=== TASK INPUT ===

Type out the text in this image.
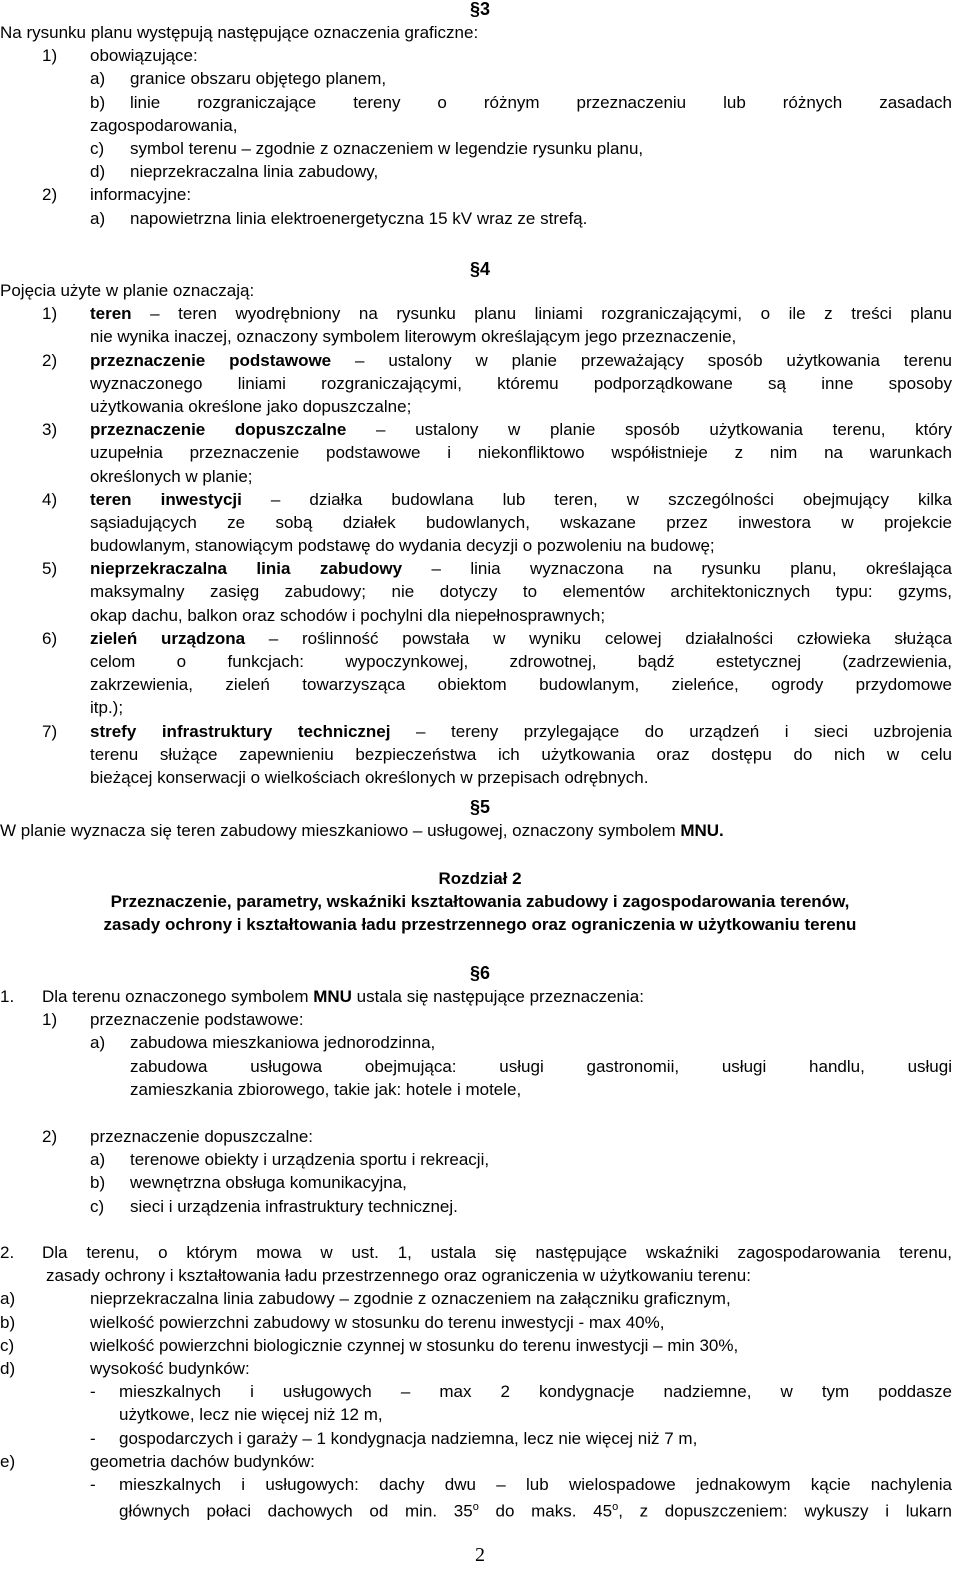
§3
Na rysunku planu występują następujące oznaczenia graficzne:
1) obowiązujące:
a) granice obszaru objętego planem,
b) linie rozgraniczające tereny o różnym przeznaczeniu lub różnych zasadach
zagospodarowania,
c) symbol terenu – zgodnie z oznaczeniem w legendzie rysunku planu,
d) nieprzekraczalna linia zabudowy,
2) informacyjne:
a) napowietrzna linia elektroenergetyczna 15 kV wraz ze strefą.
§4
Pojęcia użyte w planie oznaczają:
1) teren – teren wyodrębniony na rysunku planu liniami rozgraniczającymi, o ile z treści planu
nie wynika inaczej, oznaczony symbolem literowym określającym jego przeznaczenie,
2) przeznaczenie podstawowe – ustalony w planie przeważający sposób użytkowania terenu
wyznaczonego liniami rozgraniczającymi, któremu podporządkowane są inne sposoby
użytkowania określone jako dopuszczalne;
3) przeznaczenie dopuszczalne – ustalony w planie sposób użytkowania terenu, który
uzupełnia przeznaczenie podstawowe i niekonfliktowo współistnieje z nim na warunkach
określonych w planie;
4) teren inwestycji – działka budowlana lub teren, w szczególności obejmujący kilka
sąsiadujących ze sobą działek budowlanych, wskazane przez inwestora w projekcie
budowlanym, stanowiącym podstawę do wydania decyzji o pozwoleniu na budowę;
5) nieprzekraczalna linia zabudowy – linia wyznaczona na rysunku planu, określająca
maksymalny zasięg zabudowy; nie dotyczy to elementów architektonicznych typu: gzyms,
okap dachu, balkon oraz schodów i pochylni dla niepełnosprawnych;
6) zieleń urządzona – roślinność powstała w wyniku celowej działalności człowieka służąca
celom o funkcjach: wypoczynkowej, zdrowotnej, bądź estetycznej (zadrzewienia,
zakrzewienia, zieleń towarzysząca obiektom budowlanym, zieleńce, ogrody przydomowe
itp.);
7) strefy infrastruktury technicznej – tereny przylegające do urządzeń i sieci uzbrojenia
terenu służące zapewnieniu bezpieczeństwa ich użytkowania oraz dostępu do nich w celu
bieżącej konserwacji o wielkościach określonych w przepisach odrębnych.
§5
W planie wyznacza się teren zabudowy mieszkaniowo – usługowej, oznaczony symbolem MNU.
Rozdział 2
Przeznaczenie, parametry, wskaźniki kształtowania zabudowy i zagospodarowania terenów,
zasady ochrony i kształtowania ładu przestrzennego oraz ograniczenia w użytkowaniu terenu
§6
1. Dla terenu oznaczonego symbolem MNU ustala się następujące przeznaczenia:
1) przeznaczenie podstawowe:
a) zabudowa mieszkaniowa jednorodzinna,
zabudowa usługowa obejmująca: usługi gastronomii, usługi handlu, usługi
zamieszkania zbiorowego, takie jak: hotele i motele,
2) przeznaczenie dopuszczalne:
a) terenowe obiekty i urządzenia sportu i rekreacji,
b) wewnętrzna obsługa komunikacyjna,
c) sieci i urządzenia infrastruktury technicznej.
2. Dla terenu, o którym mowa w ust. 1, ustala się następujące wskaźniki zagospodarowania terenu,
zasady ochrony i kształtowania ładu przestrzennego oraz ograniczenia w użytkowaniu terenu:
a)	nieprzekraczalna linia zabudowy – zgodnie z oznaczeniem na załączniku graficznym,
b)	wielkość powierzchni zabudowy w stosunku do terenu inwestycji - max 40%,
c)	wielkość powierzchni biologicznie czynnej w stosunku do terenu inwestycji – min 30%,
d)	wysokość budynków:
- mieszkalnych i usługowych – max 2 kondygnacje nadziemne, w tym poddasze
użytkowe, lecz nie więcej niż 12 m,
- gospodarczych i garaży – 1 kondygnacja nadziemna, lecz nie więcej niż 7 m,
e)	geometria dachów budynków:
- mieszkalnych i usługowych: dachy dwu – lub wielospadowe jednakowym kącie nachylenia
głównych połaci dachowych od min. 35$^o$ do maks. 45$^o$, z dopuszczeniem: wykuszy i lukarn
2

===

OBJECTIVE -
Repeat the listing in full and exactly. Do not include any images.

CORRECT OUTPUT -
Type out the text in this image.
§3
Na rysunku planu występują następujące oznaczenia graficzne:
1) obowiązujące:
a) granice obszaru objętego planem,
b) linie rozgraniczające tereny o różnym przeznaczeniu lub różnych zasadach
zagospodarowania,
c) symbol terenu – zgodnie z oznaczeniem w legendzie rysunku planu,
d) nieprzekraczalna linia zabudowy,
2) informacyjne:
a) napowietrzna linia elektroenergetyczna 15 kV wraz ze strefą.
§4
Pojęcia użyte w planie oznaczają:
1) teren – teren wyodrębniony na rysunku planu liniami rozgraniczającymi, o ile z treści planu
nie wynika inaczej, oznaczony symbolem literowym określającym jego przeznaczenie,
2) przeznaczenie podstawowe – ustalony w planie przeważający sposób użytkowania terenu
wyznaczonego liniami rozgraniczającymi, któremu podporządkowane są inne sposoby
użytkowania określone jako dopuszczalne;
3) przeznaczenie dopuszczalne – ustalony w planie sposób użytkowania terenu, który
uzupełnia przeznaczenie podstawowe i niekonfliktowo współistnieje z nim na warunkach
określonych w planie;
4) teren inwestycji – działka budowlana lub teren, w szczególności obejmujący kilka
sąsiadujących ze sobą działek budowlanych, wskazane przez inwestora w projekcie
budowlanym, stanowiącym podstawę do wydania decyzji o pozwoleniu na budowę;
5) nieprzekraczalna linia zabudowy – linia wyznaczona na rysunku planu, określająca
maksymalny zasięg zabudowy; nie dotyczy to elementów architektonicznych typu: gzyms,
okap dachu, balkon oraz schodów i pochylni dla niepełnosprawnych;
6) zieleń urządzona – roślinność powstała w wyniku celowej działalności człowieka służąca
celom o funkcjach: wypoczynkowej, zdrowotnej, bądź estetycznej (zadrzewienia,
zakrzewienia, zieleń towarzysząca obiektom budowlanym, zieleńce, ogrody przydomowe
itp.);
7) strefy infrastruktury technicznej – tereny przylegające do urządzeń i sieci uzbrojenia
terenu służące zapewnieniu bezpieczeństwa ich użytkowania oraz dostępu do nich w celu
bieżącej konserwacji o wielkościach określonych w przepisach odrębnych.
§5
W planie wyznacza się teren zabudowy mieszkaniowo – usługowej, oznaczony symbolem MNU.
Rozdział 2
Przeznaczenie, parametry, wskaźniki kształtowania zabudowy i zagospodarowania terenów,
zasady ochrony i kształtowania ładu przestrzennego oraz ograniczenia w użytkowaniu terenu
§6
1. Dla terenu oznaczonego symbolem MNU ustala się następujące przeznaczenia:
1) przeznaczenie podstawowe:
a) zabudowa mieszkaniowa jednorodzinna,
zabudowa usługowa obejmująca: usługi gastronomii, usługi handlu, usługi
zamieszkania zbiorowego, takie jak: hotele i motele,
2) przeznaczenie dopuszczalne:
a) terenowe obiekty i urządzenia sportu i rekreacji,
b) wewnętrzna obsługa komunikacyjna,
c) sieci i urządzenia infrastruktury technicznej.
2. Dla terenu, o którym mowa w ust. 1, ustala się następujące wskaźniki zagospodarowania terenu,
zasady ochrony i kształtowania ładu przestrzennego oraz ograniczenia w użytkowaniu terenu:
a)	nieprzekraczalna linia zabudowy – zgodnie z oznaczeniem na załączniku graficznym,
b)	wielkość powierzchni zabudowy w stosunku do terenu inwestycji - max 40%,
c)	wielkość powierzchni biologicznie czynnej w stosunku do terenu inwestycji – min 30%,
d)	wysokość budynków:
- mieszkalnych i usługowych – max 2 kondygnacje nadziemne, w tym poddasze
użytkowe, lecz nie więcej niż 12 m,
- gospodarczych i garaży – 1 kondygnacja nadziemna, lecz nie więcej niż 7 m,
e)	geometria dachów budynków:
- mieszkalnych i usługowych: dachy dwu – lub wielospadowe jednakowym kącie nachylenia
głównych połaci dachowych od min. 35$^o$ do maks. 45$^o$, z dopuszczeniem: wykuszy i lukarn
2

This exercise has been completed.